* START Given information *

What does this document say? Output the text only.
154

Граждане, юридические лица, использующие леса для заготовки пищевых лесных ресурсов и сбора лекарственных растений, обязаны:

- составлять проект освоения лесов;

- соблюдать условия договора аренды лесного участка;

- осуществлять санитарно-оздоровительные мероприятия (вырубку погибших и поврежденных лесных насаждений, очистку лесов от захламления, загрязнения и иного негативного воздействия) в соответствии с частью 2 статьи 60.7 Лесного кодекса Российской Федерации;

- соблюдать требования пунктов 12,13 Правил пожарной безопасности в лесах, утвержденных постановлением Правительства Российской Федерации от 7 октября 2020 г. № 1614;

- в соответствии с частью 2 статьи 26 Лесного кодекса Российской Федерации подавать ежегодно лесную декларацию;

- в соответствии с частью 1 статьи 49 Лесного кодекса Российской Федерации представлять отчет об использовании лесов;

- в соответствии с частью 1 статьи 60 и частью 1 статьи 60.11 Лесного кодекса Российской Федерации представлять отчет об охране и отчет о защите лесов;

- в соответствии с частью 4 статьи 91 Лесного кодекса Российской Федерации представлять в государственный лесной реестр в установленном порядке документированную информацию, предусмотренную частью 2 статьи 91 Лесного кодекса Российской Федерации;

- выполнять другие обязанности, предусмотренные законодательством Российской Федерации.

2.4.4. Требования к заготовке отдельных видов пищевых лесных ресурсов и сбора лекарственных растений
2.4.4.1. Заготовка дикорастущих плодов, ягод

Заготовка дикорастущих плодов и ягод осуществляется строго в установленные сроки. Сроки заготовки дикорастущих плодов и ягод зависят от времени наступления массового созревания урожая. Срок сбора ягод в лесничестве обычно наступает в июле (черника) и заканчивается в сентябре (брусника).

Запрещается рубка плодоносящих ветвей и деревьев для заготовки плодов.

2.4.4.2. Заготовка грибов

* END Given information *

Copy the records above exactly.

What does this document say? Output the text only.
154

Граждане, юридические лица, использующие леса для заготовки пищевых лесных ресурсов и сбора лекарственных растений, обязаны:

- составлять проект освоения лесов;

- соблюдать условия договора аренды лесного участка;

- осуществлять санитарно-оздоровительные мероприятия (вырубку погибших и поврежденных лесных насаждений, очистку лесов от захламления, загрязнения и иного негативного воздействия) в соответствии с частью 2 статьи 60.7 Лесного кодекса Российской Федерации;

- соблюдать требования пунктов 12,13 Правил пожарной безопасности в лесах, утвержденных постановлением Правительства Российской Федерации от 7 октября 2020 г. № 1614;

- в соответствии с частью 2 статьи 26 Лесного кодекса Российской Федерации подавать ежегодно лесную декларацию;

- в соответствии с частью 1 статьи 49 Лесного кодекса Российской Федерации представлять отчет об использовании лесов;

- в соответствии с частью 1 статьи 60 и частью 1 статьи 60.11 Лесного кодекса Российской Федерации представлять отчет об охране и отчет о защите лесов;

- в соответствии с частью 4 статьи 91 Лесного кодекса Российской Федерации представлять в государственный лесной реестр в установленном порядке документированную информацию, предусмотренную частью 2 статьи 91 Лесного кодекса Российской Федерации;

- выполнять другие обязанности, предусмотренные законодательством Российской Федерации.

2.4.4. Требования к заготовке отдельных видов пищевых лесных ресурсов и сбора лекарственных растений
2.4.4.1. Заготовка дикорастущих плодов, ягод

Заготовка дикорастущих плодов и ягод осуществляется строго в установленные сроки. Сроки заготовки дикорастущих плодов и ягод зависят от времени наступления массового созревания урожая. Срок сбора ягод в лесничестве обычно наступает в июле (черника) и заканчивается в сентябре (брусника).

Запрещается рубка плодоносящих ветвей и деревьев для заготовки плодов.

2.4.4.2. Заготовка грибов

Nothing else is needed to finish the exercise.